Lines holding the string "planowana" are the ones to copy from this listing.
— start of Source data —
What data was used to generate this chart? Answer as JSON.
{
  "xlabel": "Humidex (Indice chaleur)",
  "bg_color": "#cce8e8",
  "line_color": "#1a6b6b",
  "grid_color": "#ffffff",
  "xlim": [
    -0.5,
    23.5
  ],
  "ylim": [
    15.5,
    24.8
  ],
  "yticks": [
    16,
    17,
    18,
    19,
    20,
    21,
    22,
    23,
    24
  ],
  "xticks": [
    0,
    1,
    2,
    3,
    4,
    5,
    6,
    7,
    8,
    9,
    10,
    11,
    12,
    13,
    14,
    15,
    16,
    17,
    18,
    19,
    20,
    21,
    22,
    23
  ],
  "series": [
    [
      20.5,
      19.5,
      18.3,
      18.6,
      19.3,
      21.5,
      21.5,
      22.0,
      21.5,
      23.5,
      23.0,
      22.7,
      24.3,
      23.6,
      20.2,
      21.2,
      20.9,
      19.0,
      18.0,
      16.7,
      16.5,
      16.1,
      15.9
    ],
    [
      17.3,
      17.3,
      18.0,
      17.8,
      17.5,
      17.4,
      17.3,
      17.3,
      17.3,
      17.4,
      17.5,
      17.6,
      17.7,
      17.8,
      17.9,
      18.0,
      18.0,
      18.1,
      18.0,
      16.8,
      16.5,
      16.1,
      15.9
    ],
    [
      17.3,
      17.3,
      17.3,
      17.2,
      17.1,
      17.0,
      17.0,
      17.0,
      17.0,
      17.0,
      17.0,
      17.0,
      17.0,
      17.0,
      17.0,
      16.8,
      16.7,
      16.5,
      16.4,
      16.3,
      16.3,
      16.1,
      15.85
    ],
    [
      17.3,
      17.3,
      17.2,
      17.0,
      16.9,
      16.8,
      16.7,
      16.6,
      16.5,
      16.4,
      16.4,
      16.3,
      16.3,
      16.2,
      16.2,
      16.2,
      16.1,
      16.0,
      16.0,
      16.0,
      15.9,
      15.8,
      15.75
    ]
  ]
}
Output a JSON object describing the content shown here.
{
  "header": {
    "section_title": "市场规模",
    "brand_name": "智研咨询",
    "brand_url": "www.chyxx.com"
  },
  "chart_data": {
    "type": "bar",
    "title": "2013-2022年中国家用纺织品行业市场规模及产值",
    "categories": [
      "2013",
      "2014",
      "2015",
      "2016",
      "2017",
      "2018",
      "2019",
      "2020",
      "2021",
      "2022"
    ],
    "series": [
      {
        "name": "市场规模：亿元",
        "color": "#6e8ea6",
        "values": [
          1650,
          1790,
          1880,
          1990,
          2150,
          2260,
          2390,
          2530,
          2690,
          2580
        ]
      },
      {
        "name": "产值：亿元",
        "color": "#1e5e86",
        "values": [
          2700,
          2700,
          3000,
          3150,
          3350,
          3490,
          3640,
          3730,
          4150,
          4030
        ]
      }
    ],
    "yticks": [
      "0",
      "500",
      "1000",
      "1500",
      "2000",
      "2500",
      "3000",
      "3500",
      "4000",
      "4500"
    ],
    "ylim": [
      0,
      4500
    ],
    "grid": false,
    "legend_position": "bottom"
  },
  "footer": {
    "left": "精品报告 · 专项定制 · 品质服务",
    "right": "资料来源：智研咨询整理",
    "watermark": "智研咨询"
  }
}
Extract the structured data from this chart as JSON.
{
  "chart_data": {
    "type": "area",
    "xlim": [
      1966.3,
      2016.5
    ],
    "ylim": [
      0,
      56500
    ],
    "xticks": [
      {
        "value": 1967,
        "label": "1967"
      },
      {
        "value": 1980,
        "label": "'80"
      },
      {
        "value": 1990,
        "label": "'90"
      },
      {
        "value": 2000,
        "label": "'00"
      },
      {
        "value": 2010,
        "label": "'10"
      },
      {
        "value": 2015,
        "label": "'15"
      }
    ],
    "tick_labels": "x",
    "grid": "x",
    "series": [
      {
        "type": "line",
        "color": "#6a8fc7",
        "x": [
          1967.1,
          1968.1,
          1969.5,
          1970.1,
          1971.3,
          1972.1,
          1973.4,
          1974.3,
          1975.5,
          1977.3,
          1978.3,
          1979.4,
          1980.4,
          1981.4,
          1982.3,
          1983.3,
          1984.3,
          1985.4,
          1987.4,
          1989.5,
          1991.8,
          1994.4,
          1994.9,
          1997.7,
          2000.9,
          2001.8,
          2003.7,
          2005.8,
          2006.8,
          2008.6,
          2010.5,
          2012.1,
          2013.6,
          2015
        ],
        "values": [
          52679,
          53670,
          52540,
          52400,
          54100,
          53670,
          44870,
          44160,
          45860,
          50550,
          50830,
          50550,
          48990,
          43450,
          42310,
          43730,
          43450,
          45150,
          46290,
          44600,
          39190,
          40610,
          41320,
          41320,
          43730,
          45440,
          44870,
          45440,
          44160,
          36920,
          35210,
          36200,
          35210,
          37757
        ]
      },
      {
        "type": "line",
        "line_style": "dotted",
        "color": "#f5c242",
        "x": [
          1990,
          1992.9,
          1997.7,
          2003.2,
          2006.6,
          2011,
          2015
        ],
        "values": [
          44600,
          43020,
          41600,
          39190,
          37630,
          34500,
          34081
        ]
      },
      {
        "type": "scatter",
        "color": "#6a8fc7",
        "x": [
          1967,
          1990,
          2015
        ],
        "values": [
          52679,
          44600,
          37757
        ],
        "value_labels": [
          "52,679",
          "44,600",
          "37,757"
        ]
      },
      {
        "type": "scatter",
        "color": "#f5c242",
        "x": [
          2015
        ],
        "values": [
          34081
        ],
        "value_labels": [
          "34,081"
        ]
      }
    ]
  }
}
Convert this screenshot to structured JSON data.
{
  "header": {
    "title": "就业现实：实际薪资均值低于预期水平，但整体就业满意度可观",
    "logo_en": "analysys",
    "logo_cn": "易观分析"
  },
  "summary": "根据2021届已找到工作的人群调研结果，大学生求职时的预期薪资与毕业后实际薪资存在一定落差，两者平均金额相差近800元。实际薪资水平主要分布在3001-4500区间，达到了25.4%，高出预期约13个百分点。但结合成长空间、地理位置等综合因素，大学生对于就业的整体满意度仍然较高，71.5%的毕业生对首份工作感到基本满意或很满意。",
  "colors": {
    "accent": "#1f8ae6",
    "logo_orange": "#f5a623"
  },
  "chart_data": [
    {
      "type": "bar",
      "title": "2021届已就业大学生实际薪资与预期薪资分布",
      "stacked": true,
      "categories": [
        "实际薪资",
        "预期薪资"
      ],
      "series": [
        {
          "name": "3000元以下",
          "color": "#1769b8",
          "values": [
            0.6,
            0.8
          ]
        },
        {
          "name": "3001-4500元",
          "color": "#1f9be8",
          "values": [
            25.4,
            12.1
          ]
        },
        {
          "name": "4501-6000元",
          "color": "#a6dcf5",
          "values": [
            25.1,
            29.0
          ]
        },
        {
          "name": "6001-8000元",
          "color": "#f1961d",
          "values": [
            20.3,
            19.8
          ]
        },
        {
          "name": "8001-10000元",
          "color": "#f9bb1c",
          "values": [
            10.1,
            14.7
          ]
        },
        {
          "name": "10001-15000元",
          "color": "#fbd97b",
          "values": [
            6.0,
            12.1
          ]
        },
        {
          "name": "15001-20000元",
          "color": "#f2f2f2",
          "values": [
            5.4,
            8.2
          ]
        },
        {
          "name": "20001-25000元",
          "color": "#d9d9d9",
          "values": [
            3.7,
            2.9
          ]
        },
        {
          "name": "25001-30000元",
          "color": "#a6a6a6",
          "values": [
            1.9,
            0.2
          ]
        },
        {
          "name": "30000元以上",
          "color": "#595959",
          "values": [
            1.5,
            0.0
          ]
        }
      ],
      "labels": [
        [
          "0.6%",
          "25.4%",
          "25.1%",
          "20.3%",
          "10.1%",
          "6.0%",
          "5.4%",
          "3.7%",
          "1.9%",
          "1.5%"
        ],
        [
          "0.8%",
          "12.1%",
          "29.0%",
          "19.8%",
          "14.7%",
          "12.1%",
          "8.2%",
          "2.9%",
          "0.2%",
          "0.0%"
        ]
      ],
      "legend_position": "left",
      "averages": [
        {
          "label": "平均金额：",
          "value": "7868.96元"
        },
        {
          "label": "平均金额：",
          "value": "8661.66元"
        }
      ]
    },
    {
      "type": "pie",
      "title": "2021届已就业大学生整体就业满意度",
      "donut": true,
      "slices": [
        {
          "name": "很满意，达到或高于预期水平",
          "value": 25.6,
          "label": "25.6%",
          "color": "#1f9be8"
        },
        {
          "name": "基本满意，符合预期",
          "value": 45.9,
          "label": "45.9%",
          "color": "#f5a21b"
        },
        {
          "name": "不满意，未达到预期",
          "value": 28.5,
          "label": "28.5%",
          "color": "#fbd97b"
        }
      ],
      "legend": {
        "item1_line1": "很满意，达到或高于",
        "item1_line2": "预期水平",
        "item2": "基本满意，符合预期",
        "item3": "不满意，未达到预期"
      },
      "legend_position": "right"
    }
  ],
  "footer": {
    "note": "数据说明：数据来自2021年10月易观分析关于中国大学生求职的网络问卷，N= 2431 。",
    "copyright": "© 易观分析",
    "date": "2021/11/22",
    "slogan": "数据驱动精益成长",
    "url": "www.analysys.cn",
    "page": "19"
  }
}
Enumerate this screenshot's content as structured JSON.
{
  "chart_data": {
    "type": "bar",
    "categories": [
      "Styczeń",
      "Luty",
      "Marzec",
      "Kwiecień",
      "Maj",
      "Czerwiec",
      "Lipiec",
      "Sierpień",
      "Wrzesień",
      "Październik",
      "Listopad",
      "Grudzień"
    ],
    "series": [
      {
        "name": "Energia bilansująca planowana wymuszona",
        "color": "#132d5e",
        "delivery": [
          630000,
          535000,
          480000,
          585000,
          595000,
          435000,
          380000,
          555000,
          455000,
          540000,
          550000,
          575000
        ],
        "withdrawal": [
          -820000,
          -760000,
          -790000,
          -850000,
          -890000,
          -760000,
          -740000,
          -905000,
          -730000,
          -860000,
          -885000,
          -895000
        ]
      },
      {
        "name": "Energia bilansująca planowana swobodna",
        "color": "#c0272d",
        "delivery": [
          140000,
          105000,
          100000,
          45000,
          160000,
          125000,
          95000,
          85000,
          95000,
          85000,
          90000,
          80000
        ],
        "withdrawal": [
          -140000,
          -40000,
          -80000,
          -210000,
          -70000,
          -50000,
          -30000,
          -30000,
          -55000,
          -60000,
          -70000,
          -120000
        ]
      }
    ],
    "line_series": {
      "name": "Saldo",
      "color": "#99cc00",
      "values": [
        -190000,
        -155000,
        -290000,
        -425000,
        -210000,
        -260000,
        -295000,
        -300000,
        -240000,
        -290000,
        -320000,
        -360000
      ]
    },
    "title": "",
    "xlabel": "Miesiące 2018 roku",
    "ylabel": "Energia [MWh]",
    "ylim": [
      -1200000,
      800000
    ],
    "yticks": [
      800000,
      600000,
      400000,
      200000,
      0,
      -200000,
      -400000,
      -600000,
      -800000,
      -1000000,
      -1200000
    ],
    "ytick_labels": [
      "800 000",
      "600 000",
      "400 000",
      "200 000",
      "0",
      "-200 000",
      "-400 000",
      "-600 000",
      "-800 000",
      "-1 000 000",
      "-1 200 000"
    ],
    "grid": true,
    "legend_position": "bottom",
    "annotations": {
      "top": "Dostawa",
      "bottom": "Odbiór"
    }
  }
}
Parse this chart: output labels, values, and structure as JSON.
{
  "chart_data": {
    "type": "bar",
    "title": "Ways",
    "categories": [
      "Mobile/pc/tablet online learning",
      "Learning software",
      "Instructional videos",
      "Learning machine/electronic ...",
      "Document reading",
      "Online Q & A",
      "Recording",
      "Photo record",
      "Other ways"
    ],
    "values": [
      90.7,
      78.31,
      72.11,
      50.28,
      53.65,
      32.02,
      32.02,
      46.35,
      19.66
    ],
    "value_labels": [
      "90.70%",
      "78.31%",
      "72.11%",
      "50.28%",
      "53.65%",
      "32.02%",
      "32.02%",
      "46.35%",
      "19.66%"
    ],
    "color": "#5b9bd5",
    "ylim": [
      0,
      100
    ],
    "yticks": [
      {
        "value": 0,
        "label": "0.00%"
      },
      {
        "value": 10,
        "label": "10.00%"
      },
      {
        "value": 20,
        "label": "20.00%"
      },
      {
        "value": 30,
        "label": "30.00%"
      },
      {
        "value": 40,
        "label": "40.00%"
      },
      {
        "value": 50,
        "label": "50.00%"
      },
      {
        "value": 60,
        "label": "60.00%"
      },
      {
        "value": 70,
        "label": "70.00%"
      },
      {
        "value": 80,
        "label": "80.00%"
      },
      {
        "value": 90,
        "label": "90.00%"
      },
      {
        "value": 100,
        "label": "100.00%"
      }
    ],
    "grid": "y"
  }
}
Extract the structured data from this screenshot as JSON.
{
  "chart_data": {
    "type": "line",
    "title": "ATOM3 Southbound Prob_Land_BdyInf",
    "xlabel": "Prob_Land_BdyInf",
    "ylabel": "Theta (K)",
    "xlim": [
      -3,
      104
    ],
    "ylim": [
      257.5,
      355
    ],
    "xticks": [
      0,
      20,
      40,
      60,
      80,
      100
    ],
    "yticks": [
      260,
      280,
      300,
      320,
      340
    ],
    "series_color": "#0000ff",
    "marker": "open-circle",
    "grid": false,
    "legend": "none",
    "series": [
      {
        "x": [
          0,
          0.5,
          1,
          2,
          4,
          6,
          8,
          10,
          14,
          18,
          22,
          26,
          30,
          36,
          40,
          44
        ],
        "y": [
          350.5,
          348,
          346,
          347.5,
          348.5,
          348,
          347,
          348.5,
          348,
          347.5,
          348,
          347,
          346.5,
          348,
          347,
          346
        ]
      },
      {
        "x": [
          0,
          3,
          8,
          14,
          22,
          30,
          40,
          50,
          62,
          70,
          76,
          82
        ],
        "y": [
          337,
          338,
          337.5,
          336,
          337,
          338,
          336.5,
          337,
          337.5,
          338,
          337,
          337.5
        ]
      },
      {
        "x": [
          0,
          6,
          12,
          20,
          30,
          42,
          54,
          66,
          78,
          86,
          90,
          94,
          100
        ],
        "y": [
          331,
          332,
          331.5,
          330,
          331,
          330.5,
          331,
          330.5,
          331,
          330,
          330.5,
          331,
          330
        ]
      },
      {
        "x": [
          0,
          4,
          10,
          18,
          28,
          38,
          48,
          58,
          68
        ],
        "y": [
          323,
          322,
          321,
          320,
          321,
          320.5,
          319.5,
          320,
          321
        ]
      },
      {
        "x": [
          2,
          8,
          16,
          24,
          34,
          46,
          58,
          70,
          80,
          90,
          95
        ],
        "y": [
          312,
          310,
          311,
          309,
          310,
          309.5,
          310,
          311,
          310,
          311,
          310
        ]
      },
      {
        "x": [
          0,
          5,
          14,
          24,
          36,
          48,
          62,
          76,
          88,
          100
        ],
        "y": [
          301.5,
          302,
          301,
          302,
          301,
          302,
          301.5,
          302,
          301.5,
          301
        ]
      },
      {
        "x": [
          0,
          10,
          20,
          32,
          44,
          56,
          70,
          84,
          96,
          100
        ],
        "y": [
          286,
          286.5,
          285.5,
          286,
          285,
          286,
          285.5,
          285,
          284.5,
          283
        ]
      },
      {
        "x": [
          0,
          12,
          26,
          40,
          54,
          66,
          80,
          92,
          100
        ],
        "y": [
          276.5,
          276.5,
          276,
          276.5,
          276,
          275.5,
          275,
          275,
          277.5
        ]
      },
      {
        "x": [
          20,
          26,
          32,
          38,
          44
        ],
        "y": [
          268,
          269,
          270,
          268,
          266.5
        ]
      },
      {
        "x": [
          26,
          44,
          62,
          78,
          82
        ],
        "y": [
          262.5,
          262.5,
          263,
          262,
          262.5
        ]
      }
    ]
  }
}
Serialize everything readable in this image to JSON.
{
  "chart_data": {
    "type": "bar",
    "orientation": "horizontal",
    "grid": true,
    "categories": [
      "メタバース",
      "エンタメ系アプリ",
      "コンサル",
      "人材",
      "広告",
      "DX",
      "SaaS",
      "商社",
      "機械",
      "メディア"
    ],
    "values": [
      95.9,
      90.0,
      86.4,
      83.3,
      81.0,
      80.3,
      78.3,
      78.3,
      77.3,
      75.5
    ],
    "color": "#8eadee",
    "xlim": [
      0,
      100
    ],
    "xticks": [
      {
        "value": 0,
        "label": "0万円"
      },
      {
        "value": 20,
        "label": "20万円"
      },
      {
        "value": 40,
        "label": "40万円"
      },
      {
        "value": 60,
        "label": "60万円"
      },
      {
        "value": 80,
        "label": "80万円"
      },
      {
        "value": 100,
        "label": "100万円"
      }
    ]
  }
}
— end of Source data —
Finished task:
        "name": "Energia bilansująca planowana wymuszona",
        "name": "Energia bilansująca planowana swobodna",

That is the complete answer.